GOAL OF THE EXERCISE: Reproduce every entry exactly, without alteration.

Lines of data:
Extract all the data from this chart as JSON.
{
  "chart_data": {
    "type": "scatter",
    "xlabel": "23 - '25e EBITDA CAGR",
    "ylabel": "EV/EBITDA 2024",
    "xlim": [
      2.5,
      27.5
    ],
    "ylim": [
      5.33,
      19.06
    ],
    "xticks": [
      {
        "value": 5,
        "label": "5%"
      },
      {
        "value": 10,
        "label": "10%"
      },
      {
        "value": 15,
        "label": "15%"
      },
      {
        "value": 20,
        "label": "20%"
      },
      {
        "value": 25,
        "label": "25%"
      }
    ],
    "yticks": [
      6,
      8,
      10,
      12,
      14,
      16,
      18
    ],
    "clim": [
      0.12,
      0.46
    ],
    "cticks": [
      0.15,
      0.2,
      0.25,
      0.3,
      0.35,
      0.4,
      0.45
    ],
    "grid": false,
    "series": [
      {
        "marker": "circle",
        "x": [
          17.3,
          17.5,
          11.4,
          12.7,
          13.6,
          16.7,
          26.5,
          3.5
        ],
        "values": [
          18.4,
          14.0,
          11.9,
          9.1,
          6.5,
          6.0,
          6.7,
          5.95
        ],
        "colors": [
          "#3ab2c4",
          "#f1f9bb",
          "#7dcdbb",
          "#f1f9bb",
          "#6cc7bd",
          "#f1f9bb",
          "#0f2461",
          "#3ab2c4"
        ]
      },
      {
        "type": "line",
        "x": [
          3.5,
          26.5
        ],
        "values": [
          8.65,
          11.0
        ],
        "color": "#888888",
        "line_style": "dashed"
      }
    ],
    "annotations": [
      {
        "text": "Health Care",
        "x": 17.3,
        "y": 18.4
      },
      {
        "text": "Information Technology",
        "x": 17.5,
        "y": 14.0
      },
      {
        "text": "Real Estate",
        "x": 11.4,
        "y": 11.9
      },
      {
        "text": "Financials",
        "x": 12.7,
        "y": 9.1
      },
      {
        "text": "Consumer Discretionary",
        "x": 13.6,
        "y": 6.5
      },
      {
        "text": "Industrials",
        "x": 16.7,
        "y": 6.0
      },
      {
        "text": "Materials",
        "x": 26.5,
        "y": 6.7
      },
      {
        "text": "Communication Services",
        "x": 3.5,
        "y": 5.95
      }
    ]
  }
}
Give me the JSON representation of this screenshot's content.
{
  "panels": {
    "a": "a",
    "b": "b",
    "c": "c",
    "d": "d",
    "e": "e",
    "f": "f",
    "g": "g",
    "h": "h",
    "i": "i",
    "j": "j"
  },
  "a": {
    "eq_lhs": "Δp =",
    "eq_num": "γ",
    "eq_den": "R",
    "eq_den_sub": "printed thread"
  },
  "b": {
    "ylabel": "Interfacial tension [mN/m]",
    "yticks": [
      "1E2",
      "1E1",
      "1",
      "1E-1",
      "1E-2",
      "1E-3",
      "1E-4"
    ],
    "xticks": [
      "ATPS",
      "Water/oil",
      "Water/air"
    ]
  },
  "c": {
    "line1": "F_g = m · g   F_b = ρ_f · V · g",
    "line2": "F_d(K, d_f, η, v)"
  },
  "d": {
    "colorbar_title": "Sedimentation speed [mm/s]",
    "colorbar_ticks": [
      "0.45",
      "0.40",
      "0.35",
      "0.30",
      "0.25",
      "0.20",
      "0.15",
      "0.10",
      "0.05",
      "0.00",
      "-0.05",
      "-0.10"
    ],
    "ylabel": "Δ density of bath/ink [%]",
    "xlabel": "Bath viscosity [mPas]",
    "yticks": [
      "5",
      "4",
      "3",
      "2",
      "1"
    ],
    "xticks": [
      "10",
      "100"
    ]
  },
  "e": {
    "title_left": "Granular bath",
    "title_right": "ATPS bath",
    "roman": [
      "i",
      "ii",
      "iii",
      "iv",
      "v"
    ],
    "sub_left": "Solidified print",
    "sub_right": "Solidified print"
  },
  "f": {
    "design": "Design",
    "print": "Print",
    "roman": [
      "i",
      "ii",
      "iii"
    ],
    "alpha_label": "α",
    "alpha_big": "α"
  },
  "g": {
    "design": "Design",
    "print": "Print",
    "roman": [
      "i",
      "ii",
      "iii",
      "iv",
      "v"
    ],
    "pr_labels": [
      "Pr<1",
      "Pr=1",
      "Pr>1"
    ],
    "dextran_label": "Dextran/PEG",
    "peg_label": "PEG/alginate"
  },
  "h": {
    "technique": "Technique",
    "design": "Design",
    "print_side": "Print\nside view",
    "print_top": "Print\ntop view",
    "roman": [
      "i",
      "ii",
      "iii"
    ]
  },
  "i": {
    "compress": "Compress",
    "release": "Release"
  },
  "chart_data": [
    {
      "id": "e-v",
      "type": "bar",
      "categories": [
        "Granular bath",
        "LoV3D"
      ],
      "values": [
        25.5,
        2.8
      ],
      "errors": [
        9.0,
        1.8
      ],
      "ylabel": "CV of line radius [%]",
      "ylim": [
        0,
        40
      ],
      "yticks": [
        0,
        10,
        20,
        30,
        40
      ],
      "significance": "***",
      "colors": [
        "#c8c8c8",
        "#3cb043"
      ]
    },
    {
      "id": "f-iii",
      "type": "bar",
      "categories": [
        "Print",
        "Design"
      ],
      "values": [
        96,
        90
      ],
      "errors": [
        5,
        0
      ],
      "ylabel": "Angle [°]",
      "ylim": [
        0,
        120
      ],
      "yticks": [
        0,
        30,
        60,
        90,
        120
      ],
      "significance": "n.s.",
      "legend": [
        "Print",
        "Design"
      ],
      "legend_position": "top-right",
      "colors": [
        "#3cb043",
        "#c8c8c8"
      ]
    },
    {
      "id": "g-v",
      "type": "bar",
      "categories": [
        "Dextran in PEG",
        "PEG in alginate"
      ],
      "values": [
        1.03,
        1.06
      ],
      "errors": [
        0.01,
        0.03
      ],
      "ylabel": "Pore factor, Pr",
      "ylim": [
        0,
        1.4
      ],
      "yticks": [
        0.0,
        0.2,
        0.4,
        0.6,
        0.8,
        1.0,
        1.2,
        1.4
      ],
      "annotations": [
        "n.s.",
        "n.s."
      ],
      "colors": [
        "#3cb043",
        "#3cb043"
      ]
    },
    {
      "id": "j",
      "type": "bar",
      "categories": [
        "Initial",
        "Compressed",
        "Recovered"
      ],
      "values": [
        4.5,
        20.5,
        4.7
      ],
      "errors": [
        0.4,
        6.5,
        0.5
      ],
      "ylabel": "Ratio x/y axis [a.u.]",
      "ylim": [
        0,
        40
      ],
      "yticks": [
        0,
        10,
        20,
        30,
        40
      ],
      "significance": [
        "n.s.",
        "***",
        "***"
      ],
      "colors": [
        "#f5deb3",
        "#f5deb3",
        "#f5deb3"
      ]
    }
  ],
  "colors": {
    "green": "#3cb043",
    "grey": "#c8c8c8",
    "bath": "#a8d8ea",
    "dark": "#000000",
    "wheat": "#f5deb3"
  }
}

EXPECTED OUTPUT:
Extract all the data from this chart as JSON.
{
  "chart_data": {
    "type": "scatter",
    "xlabel": "23 - '25e EBITDA CAGR",
    "ylabel": "EV/EBITDA 2024",
    "xlim": [
      2.5,
      27.5
    ],
    "ylim": [
      5.33,
      19.06
    ],
    "xticks": [
      {
        "value": 5,
        "label": "5%"
      },
      {
        "value": 10,
        "label": "10%"
      },
      {
        "value": 15,
        "label": "15%"
      },
      {
        "value": 20,
        "label": "20%"
      },
      {
        "value": 25,
        "label": "25%"
      }
    ],
    "yticks": [
      6,
      8,
      10,
      12,
      14,
      16,
      18
    ],
    "clim": [
      0.12,
      0.46
    ],
    "cticks": [
      0.15,
      0.2,
      0.25,
      0.3,
      0.35,
      0.4,
      0.45
    ],
    "grid": false,
    "series": [
      {
        "marker": "circle",
        "x": [
          17.3,
          17.5,
          11.4,
          12.7,
          13.6,
          16.7,
          26.5,
          3.5
        ],
        "values": [
          18.4,
          14.0,
          11.9,
          9.1,
          6.5,
          6.0,
          6.7,
          5.95
        ],
        "colors": [
          "#3ab2c4",
          "#f1f9bb",
          "#7dcdbb",
          "#f1f9bb",
          "#6cc7bd",
          "#f1f9bb",
          "#0f2461",
          "#3ab2c4"
        ]
      },
      {
        "type": "line",
        "x": [
          3.5,
          26.5
        ],
        "values": [
          8.65,
          11.0
        ],
        "color": "#888888",
        "line_style": "dashed"
      }
    ],
    "annotations": [
      {
        "text": "Health Care",
        "x": 17.3,
        "y": 18.4
      },
      {
        "text": "Information Technology",
        "x": 17.5,
        "y": 14.0
      },
      {
        "text": "Real Estate",
        "x": 11.4,
        "y": 11.9
      },
      {
        "text": "Financials",
        "x": 12.7,
        "y": 9.1
      },
      {
        "text": "Consumer Discretionary",
        "x": 13.6,
        "y": 6.5
      },
      {
        "text": "Industrials",
        "x": 16.7,
        "y": 6.0
      },
      {
        "text": "Materials",
        "x": 26.5,
        "y": 6.7
      },
      {
        "text": "Communication Services",
        "x": 3.5,
        "y": 5.95
      }
    ]
  }
}
Give me the JSON representation of this screenshot's content.
{
  "panels": {
    "a": "a",
    "b": "b",
    "c": "c",
    "d": "d",
    "e": "e",
    "f": "f",
    "g": "g",
    "h": "h",
    "i": "i",
    "j": "j"
  },
  "a": {
    "eq_lhs": "Δp =",
    "eq_num": "γ",
    "eq_den": "R",
    "eq_den_sub": "printed thread"
  },
  "b": {
    "ylabel": "Interfacial tension [mN/m]",
    "yticks": [
      "1E2",
      "1E1",
      "1",
      "1E-1",
      "1E-2",
      "1E-3",
      "1E-4"
    ],
    "xticks": [
      "ATPS",
      "Water/oil",
      "Water/air"
    ]
  },
  "c": {
    "line1": "F_g = m · g   F_b = ρ_f · V · g",
    "line2": "F_d(K, d_f, η, v)"
  },
  "d": {
    "colorbar_title": "Sedimentation speed [mm/s]",
    "colorbar_ticks": [
      "0.45",
      "0.40",
      "0.35",
      "0.30",
      "0.25",
      "0.20",
      "0.15",
      "0.10",
      "0.05",
      "0.00",
      "-0.05",
      "-0.10"
    ],
    "ylabel": "Δ density of bath/ink [%]",
    "xlabel": "Bath viscosity [mPas]",
    "yticks": [
      "5",
      "4",
      "3",
      "2",
      "1"
    ],
    "xticks": [
      "10",
      "100"
    ]
  },
  "e": {
    "title_left": "Granular bath",
    "title_right": "ATPS bath",
    "roman": [
      "i",
      "ii",
      "iii",
      "iv",
      "v"
    ],
    "sub_left": "Solidified print",
    "sub_right": "Solidified print"
  },
  "f": {
    "design": "Design",
    "print": "Print",
    "roman": [
      "i",
      "ii",
      "iii"
    ],
    "alpha_label": "α",
    "alpha_big": "α"
  },
  "g": {
    "design": "Design",
    "print": "Print",
    "roman": [
      "i",
      "ii",
      "iii",
      "iv",
      "v"
    ],
    "pr_labels": [
      "Pr<1",
      "Pr=1",
      "Pr>1"
    ],
    "dextran_label": "Dextran/PEG",
    "peg_label": "PEG/alginate"
  },
  "h": {
    "technique": "Technique",
    "design": "Design",
    "print_side": "Print\nside view",
    "print_top": "Print\ntop view",
    "roman": [
      "i",
      "ii",
      "iii"
    ]
  },
  "i": {
    "compress": "Compress",
    "release": "Release"
  },
  "chart_data": [
    {
      "id": "e-v",
      "type": "bar",
      "categories": [
        "Granular bath",
        "LoV3D"
      ],
      "values": [
        25.5,
        2.8
      ],
      "errors": [
        9.0,
        1.8
      ],
      "ylabel": "CV of line radius [%]",
      "ylim": [
        0,
        40
      ],
      "yticks": [
        0,
        10,
        20,
        30,
        40
      ],
      "significance": "***",
      "colors": [
        "#c8c8c8",
        "#3cb043"
      ]
    },
    {
      "id": "f-iii",
      "type": "bar",
      "categories": [
        "Print",
        "Design"
      ],
      "values": [
        96,
        90
      ],
      "errors": [
        5,
        0
      ],
      "ylabel": "Angle [°]",
      "ylim": [
        0,
        120
      ],
      "yticks": [
        0,
        30,
        60,
        90,
        120
      ],
      "significance": "n.s.",
      "legend": [
        "Print",
        "Design"
      ],
      "legend_position": "top-right",
      "colors": [
        "#3cb043",
        "#c8c8c8"
      ]
    },
    {
      "id": "g-v",
      "type": "bar",
      "categories": [
        "Dextran in PEG",
        "PEG in alginate"
      ],
      "values": [
        1.03,
        1.06
      ],
      "errors": [
        0.01,
        0.03
      ],
      "ylabel": "Pore factor, Pr",
      "ylim": [
        0,
        1.4
      ],
      "yticks": [
        0.0,
        0.2,
        0.4,
        0.6,
        0.8,
        1.0,
        1.2,
        1.4
      ],
      "annotations": [
        "n.s.",
        "n.s."
      ],
      "colors": [
        "#3cb043",
        "#3cb043"
      ]
    },
    {
      "id": "j",
      "type": "bar",
      "categories": [
        "Initial",
        "Compressed",
        "Recovered"
      ],
      "values": [
        4.5,
        20.5,
        4.7
      ],
      "errors": [
        0.4,
        6.5,
        0.5
      ],
      "ylabel": "Ratio x/y axis [a.u.]",
      "ylim": [
        0,
        40
      ],
      "yticks": [
        0,
        10,
        20,
        30,
        40
      ],
      "significance": [
        "n.s.",
        "***",
        "***"
      ],
      "colors": [
        "#f5deb3",
        "#f5deb3",
        "#f5deb3"
      ]
    }
  ],
  "colors": {
    "green": "#3cb043",
    "grey": "#c8c8c8",
    "bath": "#a8d8ea",
    "dark": "#000000",
    "wheat": "#f5deb3"
  }
}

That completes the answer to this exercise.